> [AIM]:
Transcribe exactly the stretch of lines beginning at the one containing "Give me the JSON data" and closing with the last line of the entries below. Omit images.

> [DATA FOR THIS EXERCISE]:
------------------------------------

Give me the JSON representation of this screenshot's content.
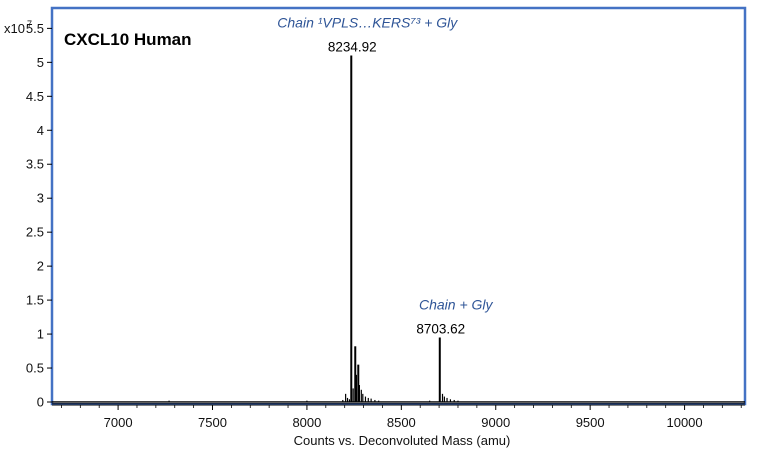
{
  "chart_data": {
    "type": "line",
    "title": "CXCL10  Human",
    "xlabel": "Counts vs. Deconvoluted Mass (amu)",
    "ylabel": "",
    "y_scale_label": "x10",
    "y_scale_exponent": "7",
    "xlim": [
      6650,
      10320
    ],
    "ylim": [
      0,
      5.8
    ],
    "x_ticks": [
      "7000",
      "7500",
      "8000",
      "8500",
      "9000",
      "9500",
      "10000"
    ],
    "y_ticks": [
      "0",
      "0.5",
      "1",
      "1.5",
      "2",
      "2.5",
      "3",
      "3.5",
      "4",
      "4.5",
      "5",
      "5.5"
    ],
    "grid": false,
    "series": [
      {
        "values": [
          {
            "x": 7270,
            "y": 0.02
          },
          {
            "x": 8000,
            "y": 0.02
          },
          {
            "x": 8190,
            "y": 0.03
          },
          {
            "x": 8205,
            "y": 0.12
          },
          {
            "x": 8215,
            "y": 0.06
          },
          {
            "x": 8225,
            "y": 0.04
          },
          {
            "x": 8234.92,
            "y": 5.1
          },
          {
            "x": 8245,
            "y": 0.2
          },
          {
            "x": 8256,
            "y": 0.82
          },
          {
            "x": 8262,
            "y": 0.4
          },
          {
            "x": 8272,
            "y": 0.55
          },
          {
            "x": 8278,
            "y": 0.25
          },
          {
            "x": 8288,
            "y": 0.18
          },
          {
            "x": 8296,
            "y": 0.12
          },
          {
            "x": 8310,
            "y": 0.08
          },
          {
            "x": 8325,
            "y": 0.06
          },
          {
            "x": 8340,
            "y": 0.05
          },
          {
            "x": 8360,
            "y": 0.03
          },
          {
            "x": 8380,
            "y": 0.02
          },
          {
            "x": 8650,
            "y": 0.02
          },
          {
            "x": 8703.62,
            "y": 0.95
          },
          {
            "x": 8718,
            "y": 0.12
          },
          {
            "x": 8728,
            "y": 0.08
          },
          {
            "x": 8742,
            "y": 0.06
          },
          {
            "x": 8760,
            "y": 0.04
          },
          {
            "x": 8780,
            "y": 0.03
          },
          {
            "x": 8800,
            "y": 0.02
          }
        ]
      }
    ],
    "peak_labels": [
      {
        "x": 8234.92,
        "text": "8234.92",
        "annotation": "Chain ¹VPLS…KERS⁷³ + Gly"
      },
      {
        "x": 8703.62,
        "text": "8703.62",
        "annotation": "Chain + Gly"
      }
    ],
    "annotation_color": "#2f5597",
    "frame_color": "#4472c4",
    "trace_color": "#000000"
  }
}
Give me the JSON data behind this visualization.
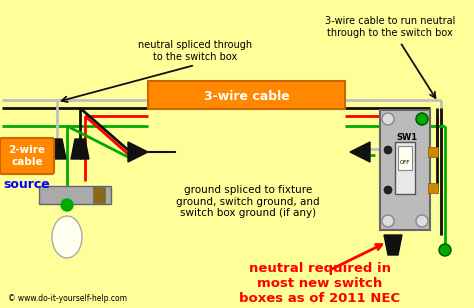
{
  "bg_color": "#FFFF99",
  "wire_colors": {
    "white": "#C0C0C0",
    "black": "#111111",
    "red": "#FF0000",
    "green": "#00AA00",
    "orange_cable": "#FF8800"
  },
  "label_2wire": "2-wire\ncable",
  "label_source": "source",
  "label_3wire": "3-wire cable",
  "label_neutral_top": "neutral spliced through\nto the switch box",
  "label_3wire_top": "3-wire cable to run neutral\nthrough to the switch box",
  "label_ground": "ground spliced to fixture\nground, switch ground, and\nswitch box ground (if any)",
  "label_neutral_bottom": "neutral required in\nmost new switch\nboxes as of 2011 NEC",
  "label_sw1": "SW1",
  "label_off": "OFF",
  "label_copyright": "© www.do-it-yourself-help.com",
  "figsize": [
    4.74,
    3.08
  ],
  "dpi": 100
}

------------------------------------

> [EXERCISE RESPONSE]:
Give me the JSON data behind this visualization.
{
  "bg_color": "#FFFF99",
  "wire_colors": {
    "white": "#C0C0C0",
    "black": "#111111",
    "red": "#FF0000",
    "green": "#00AA00",
    "orange_cable": "#FF8800"
  },
  "label_2wire": "2-wire\ncable",
  "label_source": "source",
  "label_3wire": "3-wire cable",
  "label_neutral_top": "neutral spliced through\nto the switch box",
  "label_3wire_top": "3-wire cable to run neutral\nthrough to the switch box",
  "label_ground": "ground spliced to fixture\nground, switch ground, and\nswitch box ground (if any)",
  "label_neutral_bottom": "neutral required in\nmost new switch\nboxes as of 2011 NEC",
  "label_sw1": "SW1",
  "label_off": "OFF",
  "label_copyright": "© www.do-it-yourself-help.com",
  "figsize": [
    4.74,
    3.08
  ],
  "dpi": 100
}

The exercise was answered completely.